# [SET PROBLEM]
Copy each line below in which the string "Secret" occurs.

Items from a dataset:
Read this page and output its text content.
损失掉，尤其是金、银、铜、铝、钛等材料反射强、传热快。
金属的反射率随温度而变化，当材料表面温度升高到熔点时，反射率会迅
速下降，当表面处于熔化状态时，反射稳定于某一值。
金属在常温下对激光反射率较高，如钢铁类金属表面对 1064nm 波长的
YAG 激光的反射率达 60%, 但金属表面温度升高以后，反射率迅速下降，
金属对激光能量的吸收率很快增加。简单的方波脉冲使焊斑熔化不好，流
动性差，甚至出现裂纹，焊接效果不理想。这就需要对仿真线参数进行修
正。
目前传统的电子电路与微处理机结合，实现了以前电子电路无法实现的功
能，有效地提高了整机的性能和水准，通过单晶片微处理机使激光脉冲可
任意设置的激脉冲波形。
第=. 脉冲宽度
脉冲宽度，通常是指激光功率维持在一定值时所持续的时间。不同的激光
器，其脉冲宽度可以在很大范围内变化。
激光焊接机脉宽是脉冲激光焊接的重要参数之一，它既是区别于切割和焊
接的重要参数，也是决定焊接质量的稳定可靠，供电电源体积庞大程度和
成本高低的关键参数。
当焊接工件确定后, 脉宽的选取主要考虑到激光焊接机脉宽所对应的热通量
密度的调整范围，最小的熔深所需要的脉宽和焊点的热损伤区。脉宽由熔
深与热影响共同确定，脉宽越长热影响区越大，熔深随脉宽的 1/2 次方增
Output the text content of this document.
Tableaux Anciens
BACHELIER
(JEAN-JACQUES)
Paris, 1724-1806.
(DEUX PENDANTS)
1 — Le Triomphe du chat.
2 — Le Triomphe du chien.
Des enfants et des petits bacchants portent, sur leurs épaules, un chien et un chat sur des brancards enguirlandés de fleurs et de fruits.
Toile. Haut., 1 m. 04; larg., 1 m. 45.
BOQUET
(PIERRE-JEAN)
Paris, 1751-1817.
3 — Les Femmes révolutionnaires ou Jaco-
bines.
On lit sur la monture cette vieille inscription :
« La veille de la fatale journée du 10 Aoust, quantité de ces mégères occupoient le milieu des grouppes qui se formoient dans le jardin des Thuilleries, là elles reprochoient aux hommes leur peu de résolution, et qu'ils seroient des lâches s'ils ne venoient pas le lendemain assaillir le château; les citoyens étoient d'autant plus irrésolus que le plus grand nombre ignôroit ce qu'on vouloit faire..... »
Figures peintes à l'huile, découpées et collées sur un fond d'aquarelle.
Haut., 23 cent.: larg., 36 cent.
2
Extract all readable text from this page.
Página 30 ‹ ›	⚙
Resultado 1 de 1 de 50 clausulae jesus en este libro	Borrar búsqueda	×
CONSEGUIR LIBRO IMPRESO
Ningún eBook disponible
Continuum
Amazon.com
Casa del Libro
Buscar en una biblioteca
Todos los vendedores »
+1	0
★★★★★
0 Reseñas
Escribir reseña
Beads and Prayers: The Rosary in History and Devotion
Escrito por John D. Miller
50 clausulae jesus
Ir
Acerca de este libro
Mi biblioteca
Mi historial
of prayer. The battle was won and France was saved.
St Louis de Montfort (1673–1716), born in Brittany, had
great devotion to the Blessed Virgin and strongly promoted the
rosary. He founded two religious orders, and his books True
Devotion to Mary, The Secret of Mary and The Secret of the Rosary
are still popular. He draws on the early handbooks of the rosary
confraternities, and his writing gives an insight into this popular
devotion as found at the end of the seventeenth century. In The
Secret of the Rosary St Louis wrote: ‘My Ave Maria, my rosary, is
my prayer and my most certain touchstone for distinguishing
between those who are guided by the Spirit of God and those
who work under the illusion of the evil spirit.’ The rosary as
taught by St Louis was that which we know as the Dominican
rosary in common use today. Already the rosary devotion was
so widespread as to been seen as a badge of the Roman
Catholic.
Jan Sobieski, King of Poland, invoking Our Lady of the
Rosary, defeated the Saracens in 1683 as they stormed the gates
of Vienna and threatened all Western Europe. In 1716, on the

# [EXERCISE RESPONSE]
Devotion to Mary, The Secret of Mary and The Secret of the Rosary
Secret of the Rosary St Louis wrote: ‘My Ave Maria, my rosary, is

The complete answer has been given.